▶ [Kısa görev]
Kayıtların başından "307, 637, 319]" ifadesini içeren satıra kadar, iki uç da dahil olmak üzere, satırları hiçbir değişiklik yapmadan yeniden yazınız.

━━━━━ Verilen kayıtlar ━━━━━

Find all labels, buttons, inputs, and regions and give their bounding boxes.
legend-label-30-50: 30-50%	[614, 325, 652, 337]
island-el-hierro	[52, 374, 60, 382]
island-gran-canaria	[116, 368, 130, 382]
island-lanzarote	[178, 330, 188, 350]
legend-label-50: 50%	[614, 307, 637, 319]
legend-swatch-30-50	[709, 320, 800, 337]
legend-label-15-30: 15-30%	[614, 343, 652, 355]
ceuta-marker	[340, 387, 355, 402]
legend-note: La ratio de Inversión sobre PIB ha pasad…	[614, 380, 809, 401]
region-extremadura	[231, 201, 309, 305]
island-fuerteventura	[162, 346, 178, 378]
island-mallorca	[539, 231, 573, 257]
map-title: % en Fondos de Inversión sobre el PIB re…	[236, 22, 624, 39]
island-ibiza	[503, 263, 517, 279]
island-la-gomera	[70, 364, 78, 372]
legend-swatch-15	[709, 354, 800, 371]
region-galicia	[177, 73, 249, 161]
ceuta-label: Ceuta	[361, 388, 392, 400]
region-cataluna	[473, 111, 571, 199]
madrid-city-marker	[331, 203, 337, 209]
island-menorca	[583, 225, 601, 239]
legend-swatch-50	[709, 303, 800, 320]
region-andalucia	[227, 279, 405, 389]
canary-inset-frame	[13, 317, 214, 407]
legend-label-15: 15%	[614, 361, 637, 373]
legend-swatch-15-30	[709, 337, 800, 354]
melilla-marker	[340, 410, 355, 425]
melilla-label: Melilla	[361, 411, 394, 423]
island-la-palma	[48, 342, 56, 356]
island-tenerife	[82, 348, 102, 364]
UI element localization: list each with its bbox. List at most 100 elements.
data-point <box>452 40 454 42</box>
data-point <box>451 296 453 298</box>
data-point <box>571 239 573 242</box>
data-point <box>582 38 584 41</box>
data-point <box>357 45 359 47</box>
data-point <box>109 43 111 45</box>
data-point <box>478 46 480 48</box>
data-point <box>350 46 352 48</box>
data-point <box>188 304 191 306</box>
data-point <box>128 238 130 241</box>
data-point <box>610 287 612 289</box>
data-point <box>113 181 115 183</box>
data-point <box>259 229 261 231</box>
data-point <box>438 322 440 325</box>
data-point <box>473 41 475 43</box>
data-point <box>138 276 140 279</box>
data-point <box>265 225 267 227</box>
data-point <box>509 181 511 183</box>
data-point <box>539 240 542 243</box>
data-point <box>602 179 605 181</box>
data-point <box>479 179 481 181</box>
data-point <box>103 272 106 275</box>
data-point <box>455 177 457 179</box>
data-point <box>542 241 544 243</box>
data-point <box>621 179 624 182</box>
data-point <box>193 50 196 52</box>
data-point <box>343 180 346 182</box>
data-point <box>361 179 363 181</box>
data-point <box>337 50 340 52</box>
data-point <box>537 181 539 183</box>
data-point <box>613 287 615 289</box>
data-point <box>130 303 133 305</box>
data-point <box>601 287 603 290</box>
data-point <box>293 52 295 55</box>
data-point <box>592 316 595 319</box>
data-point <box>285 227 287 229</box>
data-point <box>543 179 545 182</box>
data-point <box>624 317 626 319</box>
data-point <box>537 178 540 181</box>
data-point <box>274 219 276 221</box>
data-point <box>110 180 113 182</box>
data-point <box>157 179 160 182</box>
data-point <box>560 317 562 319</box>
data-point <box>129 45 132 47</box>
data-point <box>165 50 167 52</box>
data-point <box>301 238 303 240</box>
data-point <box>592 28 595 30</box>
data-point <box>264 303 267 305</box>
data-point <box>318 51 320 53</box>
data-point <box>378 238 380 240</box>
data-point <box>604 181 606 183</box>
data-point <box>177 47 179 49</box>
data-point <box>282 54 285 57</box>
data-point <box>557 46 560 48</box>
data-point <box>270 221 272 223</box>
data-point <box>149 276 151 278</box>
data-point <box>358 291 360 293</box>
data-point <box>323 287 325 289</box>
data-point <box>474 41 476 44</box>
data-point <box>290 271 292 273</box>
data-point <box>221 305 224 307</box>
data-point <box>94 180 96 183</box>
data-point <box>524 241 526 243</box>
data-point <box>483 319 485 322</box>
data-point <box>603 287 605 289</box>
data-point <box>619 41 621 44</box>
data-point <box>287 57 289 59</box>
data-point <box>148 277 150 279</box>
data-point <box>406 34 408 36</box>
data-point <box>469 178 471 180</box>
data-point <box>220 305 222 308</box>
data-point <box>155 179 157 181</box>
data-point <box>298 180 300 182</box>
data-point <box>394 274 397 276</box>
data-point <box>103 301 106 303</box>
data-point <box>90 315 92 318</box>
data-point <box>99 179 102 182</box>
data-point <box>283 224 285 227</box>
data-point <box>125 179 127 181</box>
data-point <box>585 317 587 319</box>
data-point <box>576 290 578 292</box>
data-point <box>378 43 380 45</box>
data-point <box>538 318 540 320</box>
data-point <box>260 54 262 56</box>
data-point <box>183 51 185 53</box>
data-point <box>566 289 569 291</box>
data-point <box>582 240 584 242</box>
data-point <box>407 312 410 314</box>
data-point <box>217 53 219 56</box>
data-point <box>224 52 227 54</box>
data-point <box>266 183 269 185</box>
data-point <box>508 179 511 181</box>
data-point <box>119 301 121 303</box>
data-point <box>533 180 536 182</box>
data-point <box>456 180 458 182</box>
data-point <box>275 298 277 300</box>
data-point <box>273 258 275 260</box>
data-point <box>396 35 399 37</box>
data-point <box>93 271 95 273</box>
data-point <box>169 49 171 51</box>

━━━━━

▶ [Nihai sonuç]
Find all labels, buttons, inputs, and regions and give their bounding boxes.
legend-label-30-50: 30-50%	[614, 325, 652, 337]
island-el-hierro	[52, 374, 60, 382]
island-gran-canaria	[116, 368, 130, 382]
island-lanzarote	[178, 330, 188, 350]
legend-label-50: 50%	[614, 307, 637, 319]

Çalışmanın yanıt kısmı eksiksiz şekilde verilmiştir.